* START Data lines *
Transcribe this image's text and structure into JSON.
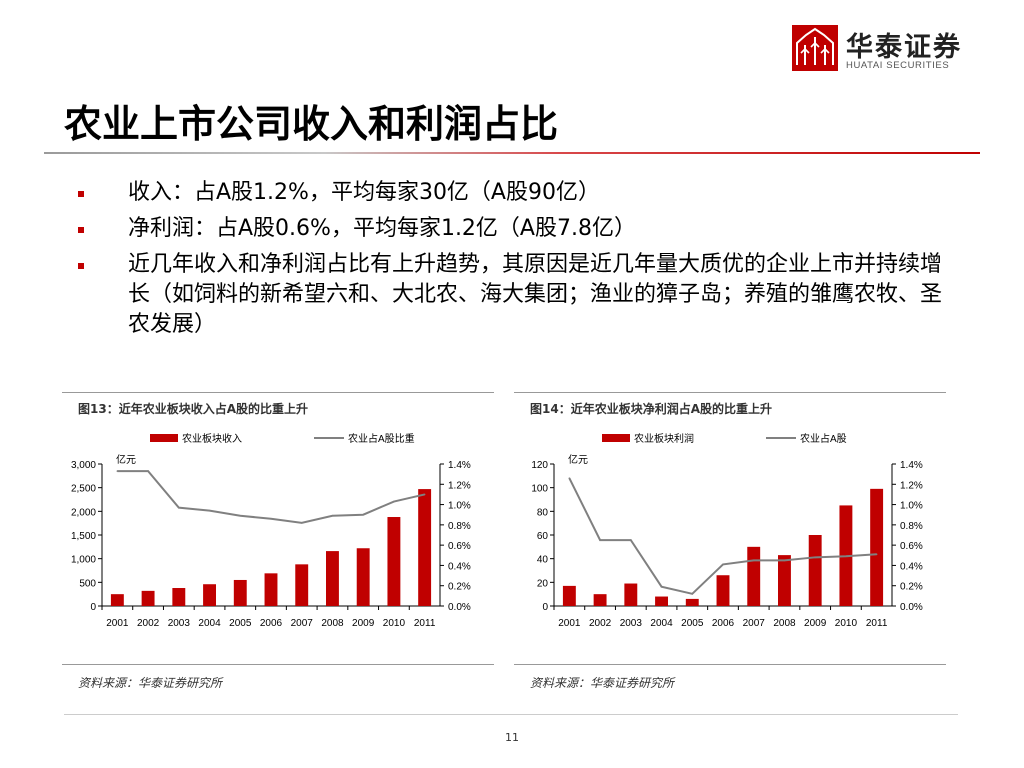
{
  "logo": {
    "name_cn": "华泰证券",
    "name_en": "HUATAI SECURITIES",
    "mark_icon": "huatai-logo-icon",
    "color": "#c00000"
  },
  "title": "农业上市公司收入和利润占比",
  "bullets": [
    {
      "text": "收入：占A股1.2%，平均每家30亿（A股90亿）"
    },
    {
      "text": "净利润：占A股0.6%，平均每家1.2亿（A股7.8亿）"
    },
    {
      "text": "近几年收入和净利润占比有上升趋势，其原因是近几年量大质优的企业上市并持续增长（如饲料的新希望六和、大北农、海大集团；渔业的獐子岛；养殖的雏鹰农牧、圣农发展）"
    }
  ],
  "colors": {
    "bar": "#c00000",
    "line": "#808080",
    "accent": "#c00000"
  },
  "chart_data": [
    {
      "type": "bar",
      "title": "图13：近年农业板块收入占A股的比重上升",
      "source": "资料来源：华泰证券研究所",
      "unit_label": "亿元",
      "categories": [
        "2001",
        "2002",
        "2003",
        "2004",
        "2005",
        "2006",
        "2007",
        "2008",
        "2009",
        "2010",
        "2011"
      ],
      "series": [
        {
          "name": "农业板块收入",
          "type": "bar",
          "axis": "left",
          "values": [
            250,
            320,
            380,
            460,
            550,
            690,
            880,
            1160,
            1220,
            1880,
            2470
          ]
        },
        {
          "name": "农业占A股比重",
          "type": "line",
          "axis": "right",
          "values": [
            1.33,
            1.33,
            0.97,
            0.94,
            0.89,
            0.86,
            0.82,
            0.89,
            0.9,
            1.03,
            1.1
          ]
        }
      ],
      "ylim_left": [
        0,
        3000
      ],
      "yticks_left": [
        "0",
        "500",
        "1,000",
        "1,500",
        "2,000",
        "2,500",
        "3,000"
      ],
      "ylim_right": [
        0,
        1.4
      ],
      "yticks_right": [
        "0.0%",
        "0.2%",
        "0.4%",
        "0.6%",
        "0.8%",
        "1.0%",
        "1.2%",
        "1.4%"
      ],
      "legend": "top"
    },
    {
      "type": "bar",
      "title": "图14：近年农业板块净利润占A股的比重上升",
      "source": "资料来源：华泰证券研究所",
      "unit_label": "亿元",
      "categories": [
        "2001",
        "2002",
        "2003",
        "2004",
        "2005",
        "2006",
        "2007",
        "2008",
        "2009",
        "2010",
        "2011"
      ],
      "series": [
        {
          "name": "农业板块利润",
          "type": "bar",
          "axis": "left",
          "values": [
            17,
            10,
            19,
            8,
            6,
            26,
            50,
            43,
            60,
            85,
            99
          ]
        },
        {
          "name": "农业占A股",
          "type": "line",
          "axis": "right",
          "values": [
            1.26,
            0.65,
            0.65,
            0.19,
            0.12,
            0.41,
            0.45,
            0.45,
            0.48,
            0.49,
            0.51
          ]
        }
      ],
      "ylim_left": [
        0,
        120
      ],
      "yticks_left": [
        "0",
        "20",
        "40",
        "60",
        "80",
        "100",
        "120"
      ],
      "ylim_right": [
        0,
        1.4
      ],
      "yticks_right": [
        "0.0%",
        "0.2%",
        "0.4%",
        "0.6%",
        "0.8%",
        "1.0%",
        "1.2%",
        "1.4%"
      ],
      "legend": "top"
    }
  ],
  "page_number": "11"
}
* END Data lines *
(What you are asked to do): Each line above is to be copied verbatim. Drop any image from the copy.

(Correct answer):
Transcribe this image's text and structure into JSON.
{
  "logo": {
    "name_cn": "华泰证券",
    "name_en": "HUATAI SECURITIES",
    "mark_icon": "huatai-logo-icon",
    "color": "#c00000"
  },
  "title": "农业上市公司收入和利润占比",
  "bullets": [
    {
      "text": "收入：占A股1.2%，平均每家30亿（A股90亿）"
    },
    {
      "text": "净利润：占A股0.6%，平均每家1.2亿（A股7.8亿）"
    },
    {
      "text": "近几年收入和净利润占比有上升趋势，其原因是近几年量大质优的企业上市并持续增长（如饲料的新希望六和、大北农、海大集团；渔业的獐子岛；养殖的雏鹰农牧、圣农发展）"
    }
  ],
  "colors": {
    "bar": "#c00000",
    "line": "#808080",
    "accent": "#c00000"
  },
  "chart_data": [
    {
      "type": "bar",
      "title": "图13：近年农业板块收入占A股的比重上升",
      "source": "资料来源：华泰证券研究所",
      "unit_label": "亿元",
      "categories": [
        "2001",
        "2002",
        "2003",
        "2004",
        "2005",
        "2006",
        "2007",
        "2008",
        "2009",
        "2010",
        "2011"
      ],
      "series": [
        {
          "name": "农业板块收入",
          "type": "bar",
          "axis": "left",
          "values": [
            250,
            320,
            380,
            460,
            550,
            690,
            880,
            1160,
            1220,
            1880,
            2470
          ]
        },
        {
          "name": "农业占A股比重",
          "type": "line",
          "axis": "right",
          "values": [
            1.33,
            1.33,
            0.97,
            0.94,
            0.89,
            0.86,
            0.82,
            0.89,
            0.9,
            1.03,
            1.1
          ]
        }
      ],
      "ylim_left": [
        0,
        3000
      ],
      "yticks_left": [
        "0",
        "500",
        "1,000",
        "1,500",
        "2,000",
        "2,500",
        "3,000"
      ],
      "ylim_right": [
        0,
        1.4
      ],
      "yticks_right": [
        "0.0%",
        "0.2%",
        "0.4%",
        "0.6%",
        "0.8%",
        "1.0%",
        "1.2%",
        "1.4%"
      ],
      "legend": "top"
    },
    {
      "type": "bar",
      "title": "图14：近年农业板块净利润占A股的比重上升",
      "source": "资料来源：华泰证券研究所",
      "unit_label": "亿元",
      "categories": [
        "2001",
        "2002",
        "2003",
        "2004",
        "2005",
        "2006",
        "2007",
        "2008",
        "2009",
        "2010",
        "2011"
      ],
      "series": [
        {
          "name": "农业板块利润",
          "type": "bar",
          "axis": "left",
          "values": [
            17,
            10,
            19,
            8,
            6,
            26,
            50,
            43,
            60,
            85,
            99
          ]
        },
        {
          "name": "农业占A股",
          "type": "line",
          "axis": "right",
          "values": [
            1.26,
            0.65,
            0.65,
            0.19,
            0.12,
            0.41,
            0.45,
            0.45,
            0.48,
            0.49,
            0.51
          ]
        }
      ],
      "ylim_left": [
        0,
        120
      ],
      "yticks_left": [
        "0",
        "20",
        "40",
        "60",
        "80",
        "100",
        "120"
      ],
      "ylim_right": [
        0,
        1.4
      ],
      "yticks_right": [
        "0.0%",
        "0.2%",
        "0.4%",
        "0.6%",
        "0.8%",
        "1.0%",
        "1.2%",
        "1.4%"
      ],
      "legend": "top"
    }
  ],
  "page_number": "11"
}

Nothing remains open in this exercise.